## Short problem
Read the material below and tally how many lines hold the word "Release", giving the number and nothing else.

## Records from a dataset
- - -
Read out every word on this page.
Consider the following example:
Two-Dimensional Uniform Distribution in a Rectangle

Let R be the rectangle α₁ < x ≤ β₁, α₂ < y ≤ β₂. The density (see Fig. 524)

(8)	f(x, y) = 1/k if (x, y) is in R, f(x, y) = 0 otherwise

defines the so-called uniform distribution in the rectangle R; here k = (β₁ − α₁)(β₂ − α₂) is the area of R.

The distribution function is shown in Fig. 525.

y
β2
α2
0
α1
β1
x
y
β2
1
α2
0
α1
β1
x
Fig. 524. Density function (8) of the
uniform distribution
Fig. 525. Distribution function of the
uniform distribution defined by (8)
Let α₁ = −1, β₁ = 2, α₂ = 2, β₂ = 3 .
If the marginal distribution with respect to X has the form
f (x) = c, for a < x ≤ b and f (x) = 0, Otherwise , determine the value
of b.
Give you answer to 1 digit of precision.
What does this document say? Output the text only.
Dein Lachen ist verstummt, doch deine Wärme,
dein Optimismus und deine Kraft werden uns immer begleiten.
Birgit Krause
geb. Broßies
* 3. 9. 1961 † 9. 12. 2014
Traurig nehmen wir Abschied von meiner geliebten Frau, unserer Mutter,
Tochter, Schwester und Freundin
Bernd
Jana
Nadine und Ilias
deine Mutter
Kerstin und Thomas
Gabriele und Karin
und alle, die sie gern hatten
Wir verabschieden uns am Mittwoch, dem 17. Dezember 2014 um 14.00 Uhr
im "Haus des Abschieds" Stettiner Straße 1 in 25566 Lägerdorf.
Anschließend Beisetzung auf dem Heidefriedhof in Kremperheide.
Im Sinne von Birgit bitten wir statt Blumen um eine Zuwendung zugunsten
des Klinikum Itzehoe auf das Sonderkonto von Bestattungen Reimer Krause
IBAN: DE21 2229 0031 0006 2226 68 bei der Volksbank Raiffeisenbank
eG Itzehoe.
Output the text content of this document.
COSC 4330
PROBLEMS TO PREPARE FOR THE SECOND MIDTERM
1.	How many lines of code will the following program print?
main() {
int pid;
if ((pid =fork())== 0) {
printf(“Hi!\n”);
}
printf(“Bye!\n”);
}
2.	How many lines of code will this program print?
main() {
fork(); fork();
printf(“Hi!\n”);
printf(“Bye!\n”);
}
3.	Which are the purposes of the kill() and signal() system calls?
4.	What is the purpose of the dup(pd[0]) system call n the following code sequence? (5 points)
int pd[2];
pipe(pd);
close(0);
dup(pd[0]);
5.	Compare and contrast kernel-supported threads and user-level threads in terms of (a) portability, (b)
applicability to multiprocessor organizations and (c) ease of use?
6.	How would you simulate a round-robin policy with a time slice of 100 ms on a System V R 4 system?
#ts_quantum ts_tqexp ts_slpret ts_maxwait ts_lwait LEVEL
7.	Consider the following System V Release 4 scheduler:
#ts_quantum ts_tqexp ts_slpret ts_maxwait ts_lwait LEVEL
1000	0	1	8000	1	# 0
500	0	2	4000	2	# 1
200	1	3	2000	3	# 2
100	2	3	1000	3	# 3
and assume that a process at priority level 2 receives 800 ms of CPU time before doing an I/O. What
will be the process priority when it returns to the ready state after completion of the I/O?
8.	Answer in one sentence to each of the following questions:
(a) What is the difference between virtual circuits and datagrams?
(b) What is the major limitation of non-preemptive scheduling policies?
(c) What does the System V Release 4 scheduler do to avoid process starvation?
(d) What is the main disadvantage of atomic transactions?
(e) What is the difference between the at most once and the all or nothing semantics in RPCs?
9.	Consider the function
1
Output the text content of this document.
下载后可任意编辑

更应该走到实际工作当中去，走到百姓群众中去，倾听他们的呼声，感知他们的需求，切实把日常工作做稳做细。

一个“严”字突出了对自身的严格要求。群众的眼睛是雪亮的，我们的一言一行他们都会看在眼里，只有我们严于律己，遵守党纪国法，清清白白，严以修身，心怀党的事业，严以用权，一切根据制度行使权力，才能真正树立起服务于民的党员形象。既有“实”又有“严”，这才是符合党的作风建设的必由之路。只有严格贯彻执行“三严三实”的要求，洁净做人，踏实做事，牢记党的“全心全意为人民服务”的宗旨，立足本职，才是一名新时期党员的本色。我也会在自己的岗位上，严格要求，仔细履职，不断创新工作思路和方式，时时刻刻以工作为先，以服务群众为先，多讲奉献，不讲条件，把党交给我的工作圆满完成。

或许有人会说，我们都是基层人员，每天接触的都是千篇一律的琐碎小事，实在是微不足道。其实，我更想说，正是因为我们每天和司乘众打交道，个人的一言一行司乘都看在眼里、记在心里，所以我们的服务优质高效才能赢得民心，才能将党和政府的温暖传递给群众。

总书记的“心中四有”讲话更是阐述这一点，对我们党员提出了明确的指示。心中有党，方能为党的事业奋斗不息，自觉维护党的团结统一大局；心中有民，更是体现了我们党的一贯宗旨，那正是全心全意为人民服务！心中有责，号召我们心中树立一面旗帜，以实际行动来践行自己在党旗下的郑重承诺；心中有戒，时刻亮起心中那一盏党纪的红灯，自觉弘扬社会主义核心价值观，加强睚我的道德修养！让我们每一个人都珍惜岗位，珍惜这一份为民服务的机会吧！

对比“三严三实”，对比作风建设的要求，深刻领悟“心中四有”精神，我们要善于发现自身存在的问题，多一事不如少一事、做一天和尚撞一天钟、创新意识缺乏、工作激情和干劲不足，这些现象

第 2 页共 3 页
- - -
## Worked answer
2